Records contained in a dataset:
%%

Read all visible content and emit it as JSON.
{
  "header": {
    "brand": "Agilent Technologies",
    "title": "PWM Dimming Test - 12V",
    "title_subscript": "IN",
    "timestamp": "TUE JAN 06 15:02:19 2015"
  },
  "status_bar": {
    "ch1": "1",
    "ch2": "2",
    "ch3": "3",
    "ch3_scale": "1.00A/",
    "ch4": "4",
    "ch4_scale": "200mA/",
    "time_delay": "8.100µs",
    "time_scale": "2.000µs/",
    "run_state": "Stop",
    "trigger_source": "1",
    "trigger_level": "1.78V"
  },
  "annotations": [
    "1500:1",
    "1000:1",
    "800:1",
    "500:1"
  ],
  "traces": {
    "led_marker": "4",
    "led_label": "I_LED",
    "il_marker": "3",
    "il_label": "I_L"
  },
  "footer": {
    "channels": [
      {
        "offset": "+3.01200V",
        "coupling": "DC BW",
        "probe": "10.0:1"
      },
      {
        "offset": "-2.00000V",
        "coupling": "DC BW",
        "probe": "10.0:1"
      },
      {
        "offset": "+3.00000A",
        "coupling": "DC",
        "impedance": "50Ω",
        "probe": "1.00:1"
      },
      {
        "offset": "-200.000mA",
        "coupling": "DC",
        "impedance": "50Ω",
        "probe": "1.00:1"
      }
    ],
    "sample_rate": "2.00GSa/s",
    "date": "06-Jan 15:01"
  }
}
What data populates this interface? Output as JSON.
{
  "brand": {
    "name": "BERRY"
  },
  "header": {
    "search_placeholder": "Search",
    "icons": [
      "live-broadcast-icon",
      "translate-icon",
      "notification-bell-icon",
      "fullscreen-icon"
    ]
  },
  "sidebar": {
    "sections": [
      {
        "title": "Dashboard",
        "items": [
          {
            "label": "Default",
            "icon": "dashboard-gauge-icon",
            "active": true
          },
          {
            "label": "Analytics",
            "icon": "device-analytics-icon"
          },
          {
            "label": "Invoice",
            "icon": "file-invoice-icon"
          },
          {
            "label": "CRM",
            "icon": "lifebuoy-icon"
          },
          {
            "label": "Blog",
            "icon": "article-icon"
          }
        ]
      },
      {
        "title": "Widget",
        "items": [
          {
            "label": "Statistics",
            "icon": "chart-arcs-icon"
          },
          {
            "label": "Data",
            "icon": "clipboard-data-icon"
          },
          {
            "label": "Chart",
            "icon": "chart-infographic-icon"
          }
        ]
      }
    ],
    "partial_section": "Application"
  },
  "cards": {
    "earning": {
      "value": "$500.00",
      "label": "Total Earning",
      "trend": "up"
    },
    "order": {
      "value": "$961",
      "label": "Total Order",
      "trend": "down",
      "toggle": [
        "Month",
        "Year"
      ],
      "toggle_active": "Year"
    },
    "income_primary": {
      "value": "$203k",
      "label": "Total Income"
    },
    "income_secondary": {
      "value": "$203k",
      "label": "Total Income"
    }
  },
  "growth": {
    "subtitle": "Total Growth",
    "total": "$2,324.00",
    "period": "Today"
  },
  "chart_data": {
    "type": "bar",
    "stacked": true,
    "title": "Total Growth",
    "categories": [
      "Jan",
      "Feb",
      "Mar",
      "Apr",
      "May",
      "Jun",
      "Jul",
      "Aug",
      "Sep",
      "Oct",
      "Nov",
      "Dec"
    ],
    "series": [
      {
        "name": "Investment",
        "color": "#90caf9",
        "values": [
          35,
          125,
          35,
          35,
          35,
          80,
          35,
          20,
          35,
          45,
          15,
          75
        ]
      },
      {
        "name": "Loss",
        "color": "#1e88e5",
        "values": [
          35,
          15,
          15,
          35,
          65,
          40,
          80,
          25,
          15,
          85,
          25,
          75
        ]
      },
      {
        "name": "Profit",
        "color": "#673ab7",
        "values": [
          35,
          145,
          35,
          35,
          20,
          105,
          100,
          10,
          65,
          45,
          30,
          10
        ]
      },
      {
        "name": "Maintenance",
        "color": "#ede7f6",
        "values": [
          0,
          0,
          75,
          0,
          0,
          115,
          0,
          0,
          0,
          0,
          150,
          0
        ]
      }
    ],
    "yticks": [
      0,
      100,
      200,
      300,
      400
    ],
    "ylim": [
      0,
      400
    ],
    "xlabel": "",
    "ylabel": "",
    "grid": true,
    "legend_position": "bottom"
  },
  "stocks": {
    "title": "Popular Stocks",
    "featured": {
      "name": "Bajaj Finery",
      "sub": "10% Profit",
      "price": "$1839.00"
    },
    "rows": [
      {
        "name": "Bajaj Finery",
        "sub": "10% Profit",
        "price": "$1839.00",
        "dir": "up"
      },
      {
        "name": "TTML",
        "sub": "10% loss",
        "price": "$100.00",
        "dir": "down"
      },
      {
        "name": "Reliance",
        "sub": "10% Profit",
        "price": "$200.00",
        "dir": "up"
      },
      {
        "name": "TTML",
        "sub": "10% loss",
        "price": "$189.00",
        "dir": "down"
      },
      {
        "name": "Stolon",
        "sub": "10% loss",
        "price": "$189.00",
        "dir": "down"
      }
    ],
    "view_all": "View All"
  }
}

%%

▶ [Problem requirements]:
Restate the data above word for word.

▶ [Exercise result]:
Read all visible content and emit it as JSON.
{
  "header": {
    "brand": "Agilent Technologies",
    "title": "PWM Dimming Test - 12V",
    "title_subscript": "IN",
    "timestamp": "TUE JAN 06 15:02:19 2015"
  },
  "status_bar": {
    "ch1": "1",
    "ch2": "2",
    "ch3": "3",
    "ch3_scale": "1.00A/",
    "ch4": "4",
    "ch4_scale": "200mA/",
    "time_delay": "8.100µs",
    "time_scale": "2.000µs/",
    "run_state": "Stop",
    "trigger_source": "1",
    "trigger_level": "1.78V"
  },
  "annotations": [
    "1500:1",
    "1000:1",
    "800:1",
    "500:1"
  ],
  "traces": {
    "led_marker": "4",
    "led_label": "I_LED",
    "il_marker": "3",
    "il_label": "I_L"
  },
  "footer": {
    "channels": [
      {
        "offset": "+3.01200V",
        "coupling": "DC BW",
        "probe": "10.0:1"
      },
      {
        "offset": "-2.00000V",
        "coupling": "DC BW",
        "probe": "10.0:1"
      },
      {
        "offset": "+3.00000A",
        "coupling": "DC",
        "impedance": "50Ω",
        "probe": "1.00:1"
      },
      {
        "offset": "-200.000mA",
        "coupling": "DC",
        "impedance": "50Ω",
        "probe": "1.00:1"
      }
    ],
    "sample_rate": "2.00GSa/s",
    "date": "06-Jan 15:01"
  }
}
What data populates this interface? Output as JSON.
{
  "brand": {
    "name": "BERRY"
  },
  "header": {
    "search_placeholder": "Search",
    "icons": [
      "live-broadcast-icon",
      "translate-icon",
      "notification-bell-icon",
      "fullscreen-icon"
    ]
  },
  "sidebar": {
    "sections": [
      {
        "title": "Dashboard",
        "items": [
          {
            "label": "Default",
            "icon": "dashboard-gauge-icon",
            "active": true
          },
          {
            "label": "Analytics",
            "icon": "device-analytics-icon"
          },
          {
            "label": "Invoice",
            "icon": "file-invoice-icon"
          },
          {
            "label": "CRM",
            "icon": "lifebuoy-icon"
          },
          {
            "label": "Blog",
            "icon": "article-icon"
          }
        ]
      },
      {
        "title": "Widget",
        "items": [
          {
            "label": "Statistics",
            "icon": "chart-arcs-icon"
          },
          {
            "label": "Data",
            "icon": "clipboard-data-icon"
          },
          {
            "label": "Chart",
            "icon": "chart-infographic-icon"
          }
        ]
      }
    ],
    "partial_section": "Application"
  },
  "cards": {
    "earning": {
      "value": "$500.00",
      "label": "Total Earning",
      "trend": "up"
    },
    "order": {
      "value": "$961",
      "label": "Total Order",
      "trend": "down",
      "toggle": [
        "Month",
        "Year"
      ],
      "toggle_active": "Year"
    },
    "income_primary": {
      "value": "$203k",
      "label": "Total Income"
    },
    "income_secondary": {
      "value": "$203k",
      "label": "Total Income"
    }
  },
  "growth": {
    "subtitle": "Total Growth",
    "total": "$2,324.00",
    "period": "Today"
  },
  "chart_data": {
    "type": "bar",
    "stacked": true,
    "title": "Total Growth",
    "categories": [
      "Jan",
      "Feb",
      "Mar",
      "Apr",
      "May",
      "Jun",
      "Jul",
      "Aug",
      "Sep",
      "Oct",
      "Nov",
      "Dec"
    ],
    "series": [
      {
        "name": "Investment",
        "color": "#90caf9",
        "values": [
          35,
          125,
          35,
          35,
          35,
          80,
          35,
          20,
          35,
          45,
          15,
          75
        ]
      },
      {
        "name": "Loss",
        "color": "#1e88e5",
        "values": [
          35,
          15,
          15,
          35,
          65,
          40,
          80,
          25,
          15,
          85,
          25,
          75
        ]
      },
      {
        "name": "Profit",
        "color": "#673ab7",
        "values": [
          35,
          145,
          35,
          35,
          20,
          105,
          100,
          10,
          65,
          45,
          30,
          10
        ]
      },
      {
        "name": "Maintenance",
        "color": "#ede7f6",
        "values": [
          0,
          0,
          75,
          0,
          0,
          115,
          0,
          0,
          0,
          0,
          150,
          0
        ]
      }
    ],
    "yticks": [
      0,
      100,
      200,
      300,
      400
    ],
    "ylim": [
      0,
      400
    ],
    "xlabel": "",
    "ylabel": "",
    "grid": true,
    "legend_position": "bottom"
  },
  "stocks": {
    "title": "Popular Stocks",
    "featured": {
      "name": "Bajaj Finery",
      "sub": "10% Profit",
      "price": "$1839.00"
    },
    "rows": [
      {
        "name": "Bajaj Finery",
        "sub": "10% Profit",
        "price": "$1839.00",
        "dir": "up"
      },
      {
        "name": "TTML",
        "sub": "10% loss",
        "price": "$100.00",
        "dir": "down"
      },
      {
        "name": "Reliance",
        "sub": "10% Profit",
        "price": "$200.00",
        "dir": "up"
      },
      {
        "name": "TTML",
        "sub": "10% loss",
        "price": "$189.00",
        "dir": "down"
      },
      {
        "name": "Stolon",
        "sub": "10% loss",
        "price": "$189.00",
        "dir": "down"
      }
    ],
    "view_all": "View All"
  }
}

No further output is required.